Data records
• • • • • • •

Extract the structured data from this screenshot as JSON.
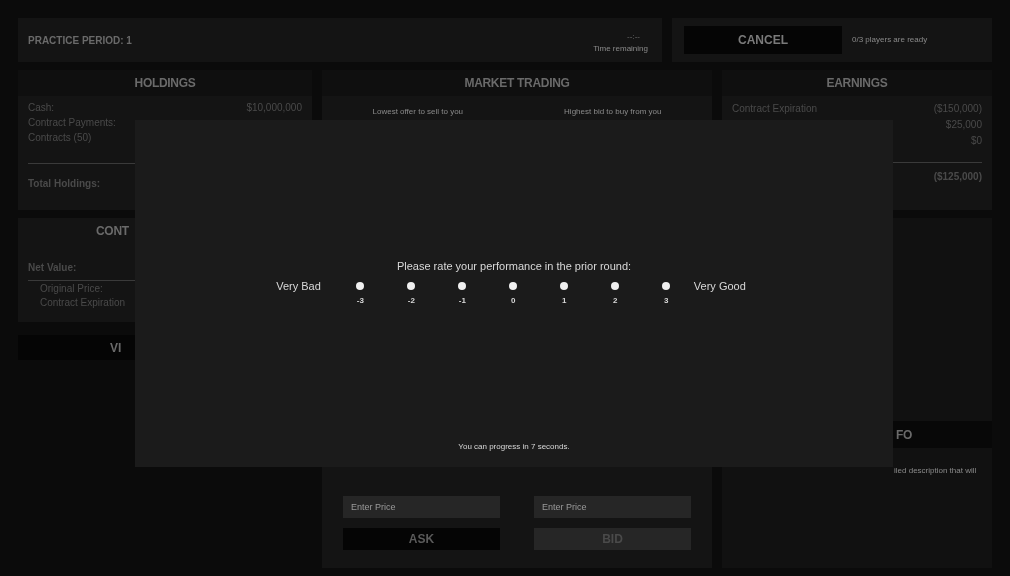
{
  "header": {
    "period": "PRACTICE PERIOD: 1",
    "timer": "--:--",
    "timer_label": "Time remaining",
    "cancel_button": "CANCEL",
    "ready_status": "0/3 players are ready"
  },
  "holdings": {
    "title": "HOLDINGS",
    "rows": [
      {
        "label": "Cash:",
        "value": "$10,000,000"
      },
      {
        "label": "Contract Payments:",
        "value": ""
      },
      {
        "label": "Contracts (50)",
        "value": ""
      }
    ],
    "total_label": "Total Holdings:"
  },
  "contract": {
    "title": "CONT",
    "net_label": "Net Value:",
    "rows": [
      "Original Price:",
      "Contract Expiration"
    ]
  },
  "left_button": "VI",
  "market": {
    "title": "MARKET TRADING",
    "offer_label": "Lowest offer to sell to you",
    "bid_label": "Highest bid to buy from you",
    "ask_placeholder": "Enter Price",
    "bid_placeholder": "Enter Price",
    "ask_button": "ASK",
    "bid_button": "BID"
  },
  "earnings": {
    "title": "EARNINGS",
    "rows": [
      {
        "label": "Contract Expiration",
        "value": "($150,000)"
      },
      {
        "label": "",
        "value": "$25,000"
      },
      {
        "label": "",
        "value": "$0"
      }
    ],
    "total": "($125,000)"
  },
  "info": {
    "title": "FO",
    "text": "iled description that will"
  },
  "modal": {
    "prompt": "Please rate your performance in the prior round:",
    "low_label": "Very Bad",
    "high_label": "Very Good",
    "options": [
      {
        "label": "-3",
        "selected": false
      },
      {
        "label": "-2",
        "selected": false
      },
      {
        "label": "-1",
        "selected": false
      },
      {
        "label": "0",
        "selected": false
      },
      {
        "label": "1",
        "selected": false
      },
      {
        "label": "2",
        "selected": false
      },
      {
        "label": "3",
        "selected": false
      }
    ],
    "footer": "You can progress in 7 seconds."
  }
}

• • • • • • •

## [YOUR OBJECTIVE]
All of the data above should be transcribed verbatim, with pictures omitted.

## [WORKED SOLUTION]
Extract the structured data from this screenshot as JSON.
{
  "header": {
    "period": "PRACTICE PERIOD: 1",
    "timer": "--:--",
    "timer_label": "Time remaining",
    "cancel_button": "CANCEL",
    "ready_status": "0/3 players are ready"
  },
  "holdings": {
    "title": "HOLDINGS",
    "rows": [
      {
        "label": "Cash:",
        "value": "$10,000,000"
      },
      {
        "label": "Contract Payments:",
        "value": ""
      },
      {
        "label": "Contracts (50)",
        "value": ""
      }
    ],
    "total_label": "Total Holdings:"
  },
  "contract": {
    "title": "CONT",
    "net_label": "Net Value:",
    "rows": [
      "Original Price:",
      "Contract Expiration"
    ]
  },
  "left_button": "VI",
  "market": {
    "title": "MARKET TRADING",
    "offer_label": "Lowest offer to sell to you",
    "bid_label": "Highest bid to buy from you",
    "ask_placeholder": "Enter Price",
    "bid_placeholder": "Enter Price",
    "ask_button": "ASK",
    "bid_button": "BID"
  },
  "earnings": {
    "title": "EARNINGS",
    "rows": [
      {
        "label": "Contract Expiration",
        "value": "($150,000)"
      },
      {
        "label": "",
        "value": "$25,000"
      },
      {
        "label": "",
        "value": "$0"
      }
    ],
    "total": "($125,000)"
  },
  "info": {
    "title": "FO",
    "text": "iled description that will"
  },
  "modal": {
    "prompt": "Please rate your performance in the prior round:",
    "low_label": "Very Bad",
    "high_label": "Very Good",
    "options": [
      {
        "label": "-3",
        "selected": false
      },
      {
        "label": "-2",
        "selected": false
      },
      {
        "label": "-1",
        "selected": false
      },
      {
        "label": "0",
        "selected": false
      },
      {
        "label": "1",
        "selected": false
      },
      {
        "label": "2",
        "selected": false
      },
      {
        "label": "3",
        "selected": false
      }
    ],
    "footer": "You can progress in 7 seconds."
  }
}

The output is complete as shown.